◆ Requirements
Filter the entries below, keeping only lines with the word "content".

◆ Supplied material

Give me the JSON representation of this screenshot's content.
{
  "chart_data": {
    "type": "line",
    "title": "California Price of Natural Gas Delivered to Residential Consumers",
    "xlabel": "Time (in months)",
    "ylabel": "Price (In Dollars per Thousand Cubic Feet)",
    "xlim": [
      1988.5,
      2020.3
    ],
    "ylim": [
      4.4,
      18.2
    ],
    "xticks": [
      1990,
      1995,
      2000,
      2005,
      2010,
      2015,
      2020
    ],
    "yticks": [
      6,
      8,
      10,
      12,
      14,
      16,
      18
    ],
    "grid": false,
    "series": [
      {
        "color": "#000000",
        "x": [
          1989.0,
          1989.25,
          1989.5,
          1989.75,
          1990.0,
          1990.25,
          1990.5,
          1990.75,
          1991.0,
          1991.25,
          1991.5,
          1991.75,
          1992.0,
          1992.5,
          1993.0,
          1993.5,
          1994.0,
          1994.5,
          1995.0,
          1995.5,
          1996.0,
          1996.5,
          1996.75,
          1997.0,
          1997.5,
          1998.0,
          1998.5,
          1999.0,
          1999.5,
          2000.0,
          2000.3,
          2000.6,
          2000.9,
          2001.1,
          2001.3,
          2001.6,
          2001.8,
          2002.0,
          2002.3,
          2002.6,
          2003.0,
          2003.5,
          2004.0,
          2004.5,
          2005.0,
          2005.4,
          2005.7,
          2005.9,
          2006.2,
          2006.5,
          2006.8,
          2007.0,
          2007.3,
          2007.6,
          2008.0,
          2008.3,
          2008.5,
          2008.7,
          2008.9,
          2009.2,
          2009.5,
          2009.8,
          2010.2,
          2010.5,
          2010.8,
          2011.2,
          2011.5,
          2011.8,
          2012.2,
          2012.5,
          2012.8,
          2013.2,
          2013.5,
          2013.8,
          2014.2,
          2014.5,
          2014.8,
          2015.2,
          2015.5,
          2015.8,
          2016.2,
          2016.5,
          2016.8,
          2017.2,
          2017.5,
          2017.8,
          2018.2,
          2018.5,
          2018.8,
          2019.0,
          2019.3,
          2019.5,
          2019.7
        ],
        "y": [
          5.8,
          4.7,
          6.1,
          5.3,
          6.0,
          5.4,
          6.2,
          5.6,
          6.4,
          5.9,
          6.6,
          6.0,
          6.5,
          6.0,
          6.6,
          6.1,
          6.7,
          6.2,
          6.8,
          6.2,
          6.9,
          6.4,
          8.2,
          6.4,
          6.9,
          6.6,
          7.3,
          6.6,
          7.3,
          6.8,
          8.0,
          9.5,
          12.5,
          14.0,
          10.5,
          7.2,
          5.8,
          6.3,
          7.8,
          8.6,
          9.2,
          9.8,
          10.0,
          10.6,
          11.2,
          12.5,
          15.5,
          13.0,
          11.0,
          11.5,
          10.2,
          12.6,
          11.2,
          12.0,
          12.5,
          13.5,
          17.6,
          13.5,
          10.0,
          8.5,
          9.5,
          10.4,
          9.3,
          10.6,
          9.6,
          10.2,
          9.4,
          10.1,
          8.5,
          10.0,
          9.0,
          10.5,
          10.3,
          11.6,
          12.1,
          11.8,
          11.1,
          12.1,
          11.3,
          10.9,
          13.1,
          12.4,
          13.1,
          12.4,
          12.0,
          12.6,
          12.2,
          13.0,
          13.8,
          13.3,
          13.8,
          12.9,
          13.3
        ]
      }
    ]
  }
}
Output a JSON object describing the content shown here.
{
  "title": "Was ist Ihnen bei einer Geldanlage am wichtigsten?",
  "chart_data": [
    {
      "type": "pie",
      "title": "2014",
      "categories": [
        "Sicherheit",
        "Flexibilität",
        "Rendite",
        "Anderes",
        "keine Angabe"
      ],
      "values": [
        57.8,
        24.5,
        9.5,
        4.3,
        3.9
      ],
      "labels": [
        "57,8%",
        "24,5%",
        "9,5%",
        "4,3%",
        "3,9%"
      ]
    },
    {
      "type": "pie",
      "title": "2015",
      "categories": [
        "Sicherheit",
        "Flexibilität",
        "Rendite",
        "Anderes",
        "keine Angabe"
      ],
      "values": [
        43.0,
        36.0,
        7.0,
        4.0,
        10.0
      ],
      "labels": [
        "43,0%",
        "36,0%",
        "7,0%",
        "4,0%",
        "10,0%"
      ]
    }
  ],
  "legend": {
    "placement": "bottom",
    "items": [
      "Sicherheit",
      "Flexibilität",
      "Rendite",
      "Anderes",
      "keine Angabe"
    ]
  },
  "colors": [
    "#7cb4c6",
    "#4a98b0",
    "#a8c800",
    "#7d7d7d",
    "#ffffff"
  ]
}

◆ Finished answer
Give me the JSON representation of this screenshot's content.
Output a JSON object describing the content shown here.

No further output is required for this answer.